* _DESCRIPTION OF THE TASK_
Find all lines in the listing that include the word "Heat", then copy them.

* _DATA RECORDS_
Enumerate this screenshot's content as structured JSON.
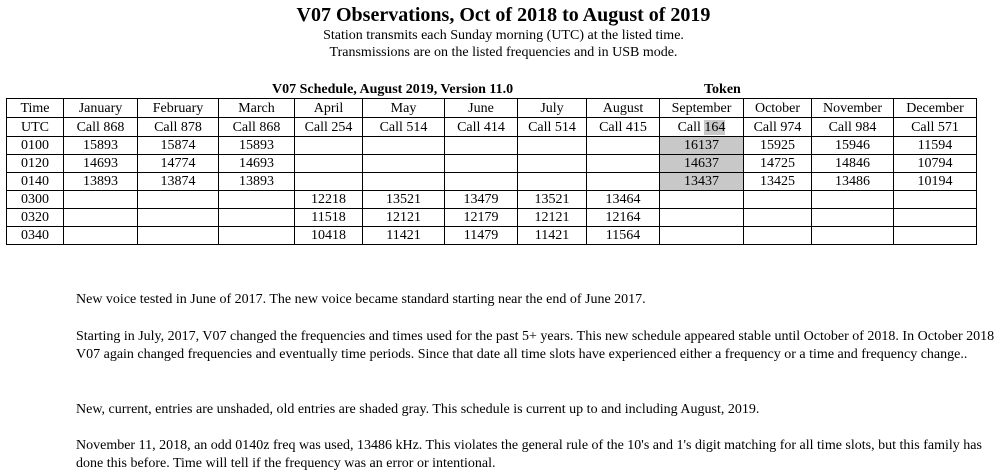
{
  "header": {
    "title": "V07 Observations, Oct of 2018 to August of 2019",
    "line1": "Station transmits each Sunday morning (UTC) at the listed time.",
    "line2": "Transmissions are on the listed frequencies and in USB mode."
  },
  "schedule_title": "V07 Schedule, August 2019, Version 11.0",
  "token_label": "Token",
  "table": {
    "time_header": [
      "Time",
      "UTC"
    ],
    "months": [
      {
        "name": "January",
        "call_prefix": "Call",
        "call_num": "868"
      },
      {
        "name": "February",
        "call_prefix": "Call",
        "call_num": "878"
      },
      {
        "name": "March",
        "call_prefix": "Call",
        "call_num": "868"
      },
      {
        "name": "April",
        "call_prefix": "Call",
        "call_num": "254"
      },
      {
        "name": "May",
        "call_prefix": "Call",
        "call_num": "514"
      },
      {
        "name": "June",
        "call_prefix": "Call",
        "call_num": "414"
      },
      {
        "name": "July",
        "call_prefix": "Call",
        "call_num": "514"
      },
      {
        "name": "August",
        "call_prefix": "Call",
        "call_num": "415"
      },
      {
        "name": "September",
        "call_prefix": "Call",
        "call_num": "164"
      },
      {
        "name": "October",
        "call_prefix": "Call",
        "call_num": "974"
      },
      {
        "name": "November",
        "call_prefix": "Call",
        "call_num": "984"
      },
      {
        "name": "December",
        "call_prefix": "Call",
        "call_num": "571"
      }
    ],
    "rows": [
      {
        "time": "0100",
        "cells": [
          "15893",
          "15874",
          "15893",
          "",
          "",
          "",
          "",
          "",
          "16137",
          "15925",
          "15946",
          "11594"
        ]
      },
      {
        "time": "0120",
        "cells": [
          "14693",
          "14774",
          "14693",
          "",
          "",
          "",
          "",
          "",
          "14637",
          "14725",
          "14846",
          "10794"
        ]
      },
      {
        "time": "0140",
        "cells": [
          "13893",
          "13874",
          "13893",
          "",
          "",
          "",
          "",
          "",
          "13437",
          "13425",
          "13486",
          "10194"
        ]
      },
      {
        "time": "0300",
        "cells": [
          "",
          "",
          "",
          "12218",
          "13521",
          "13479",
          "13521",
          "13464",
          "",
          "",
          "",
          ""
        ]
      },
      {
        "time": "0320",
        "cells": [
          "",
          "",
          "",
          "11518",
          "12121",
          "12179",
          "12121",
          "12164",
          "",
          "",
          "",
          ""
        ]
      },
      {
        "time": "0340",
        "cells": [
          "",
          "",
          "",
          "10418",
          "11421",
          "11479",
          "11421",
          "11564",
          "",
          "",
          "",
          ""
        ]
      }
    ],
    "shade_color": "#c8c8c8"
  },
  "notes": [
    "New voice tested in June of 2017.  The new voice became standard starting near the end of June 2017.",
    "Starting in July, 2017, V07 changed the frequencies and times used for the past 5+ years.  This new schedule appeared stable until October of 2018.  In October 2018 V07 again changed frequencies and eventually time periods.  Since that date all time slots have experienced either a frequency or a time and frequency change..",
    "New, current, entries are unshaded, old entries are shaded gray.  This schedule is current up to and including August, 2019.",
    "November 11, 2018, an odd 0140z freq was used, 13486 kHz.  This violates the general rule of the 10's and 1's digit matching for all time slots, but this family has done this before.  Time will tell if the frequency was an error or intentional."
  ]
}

==

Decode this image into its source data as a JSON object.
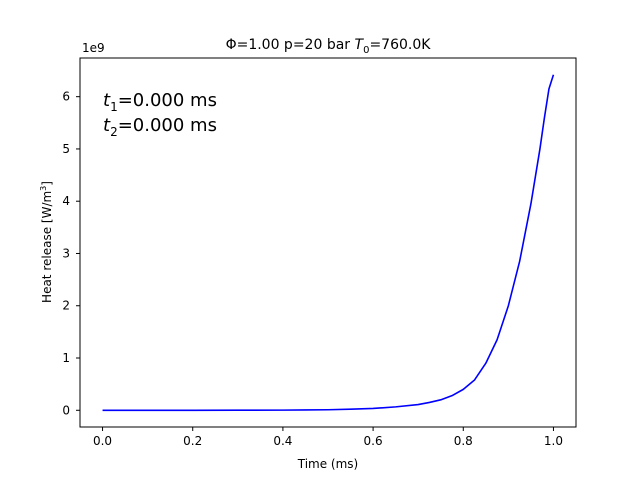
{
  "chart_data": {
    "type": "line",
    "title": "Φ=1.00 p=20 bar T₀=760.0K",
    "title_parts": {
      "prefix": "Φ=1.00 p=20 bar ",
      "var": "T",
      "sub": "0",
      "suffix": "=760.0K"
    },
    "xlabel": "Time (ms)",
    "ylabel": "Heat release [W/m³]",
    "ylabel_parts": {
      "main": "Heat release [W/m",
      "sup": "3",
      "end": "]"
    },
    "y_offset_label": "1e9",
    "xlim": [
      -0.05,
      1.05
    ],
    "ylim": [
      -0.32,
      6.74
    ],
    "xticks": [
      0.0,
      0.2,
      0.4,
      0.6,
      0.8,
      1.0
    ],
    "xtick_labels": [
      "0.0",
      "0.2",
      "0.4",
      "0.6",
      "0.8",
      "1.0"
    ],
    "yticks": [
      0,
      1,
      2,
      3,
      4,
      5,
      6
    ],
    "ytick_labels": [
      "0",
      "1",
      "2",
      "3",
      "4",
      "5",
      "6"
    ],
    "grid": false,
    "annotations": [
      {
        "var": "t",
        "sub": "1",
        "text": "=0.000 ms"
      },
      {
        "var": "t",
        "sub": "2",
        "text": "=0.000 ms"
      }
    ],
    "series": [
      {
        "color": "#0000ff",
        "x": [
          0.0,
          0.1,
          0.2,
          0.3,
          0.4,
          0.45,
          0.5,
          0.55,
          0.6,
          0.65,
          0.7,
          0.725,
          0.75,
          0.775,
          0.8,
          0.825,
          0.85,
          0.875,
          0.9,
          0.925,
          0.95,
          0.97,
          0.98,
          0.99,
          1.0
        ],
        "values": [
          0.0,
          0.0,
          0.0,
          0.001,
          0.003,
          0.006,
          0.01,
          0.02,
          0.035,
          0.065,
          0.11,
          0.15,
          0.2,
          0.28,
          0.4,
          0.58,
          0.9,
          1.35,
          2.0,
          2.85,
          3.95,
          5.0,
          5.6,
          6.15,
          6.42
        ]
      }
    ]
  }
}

...

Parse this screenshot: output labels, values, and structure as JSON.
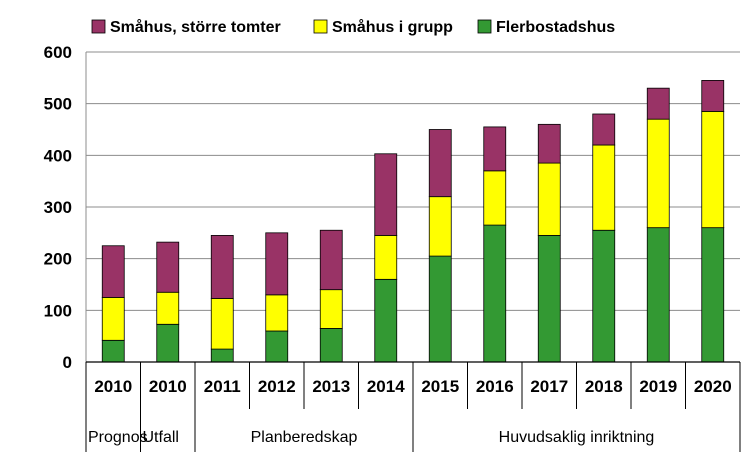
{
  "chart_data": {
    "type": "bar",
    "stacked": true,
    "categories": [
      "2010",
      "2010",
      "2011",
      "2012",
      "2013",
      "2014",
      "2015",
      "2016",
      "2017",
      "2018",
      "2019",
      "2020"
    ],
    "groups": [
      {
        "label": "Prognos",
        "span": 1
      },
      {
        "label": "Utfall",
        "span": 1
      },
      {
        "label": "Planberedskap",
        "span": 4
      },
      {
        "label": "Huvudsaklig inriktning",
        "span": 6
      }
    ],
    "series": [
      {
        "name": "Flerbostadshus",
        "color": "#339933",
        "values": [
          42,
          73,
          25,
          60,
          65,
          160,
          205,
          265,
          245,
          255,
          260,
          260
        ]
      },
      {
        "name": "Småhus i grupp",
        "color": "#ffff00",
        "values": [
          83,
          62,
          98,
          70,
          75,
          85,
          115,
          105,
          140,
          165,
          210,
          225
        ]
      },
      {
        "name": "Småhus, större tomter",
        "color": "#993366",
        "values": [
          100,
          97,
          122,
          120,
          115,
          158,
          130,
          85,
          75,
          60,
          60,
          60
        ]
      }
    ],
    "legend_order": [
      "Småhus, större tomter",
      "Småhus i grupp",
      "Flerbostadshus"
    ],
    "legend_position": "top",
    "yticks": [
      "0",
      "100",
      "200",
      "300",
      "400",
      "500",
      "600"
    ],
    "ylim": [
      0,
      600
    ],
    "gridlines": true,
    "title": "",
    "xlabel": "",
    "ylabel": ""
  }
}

* _PROBLEM SOLUTION_
    "ylabel": "Heat release [W/m³]",
      "main": "Heat release [W/m",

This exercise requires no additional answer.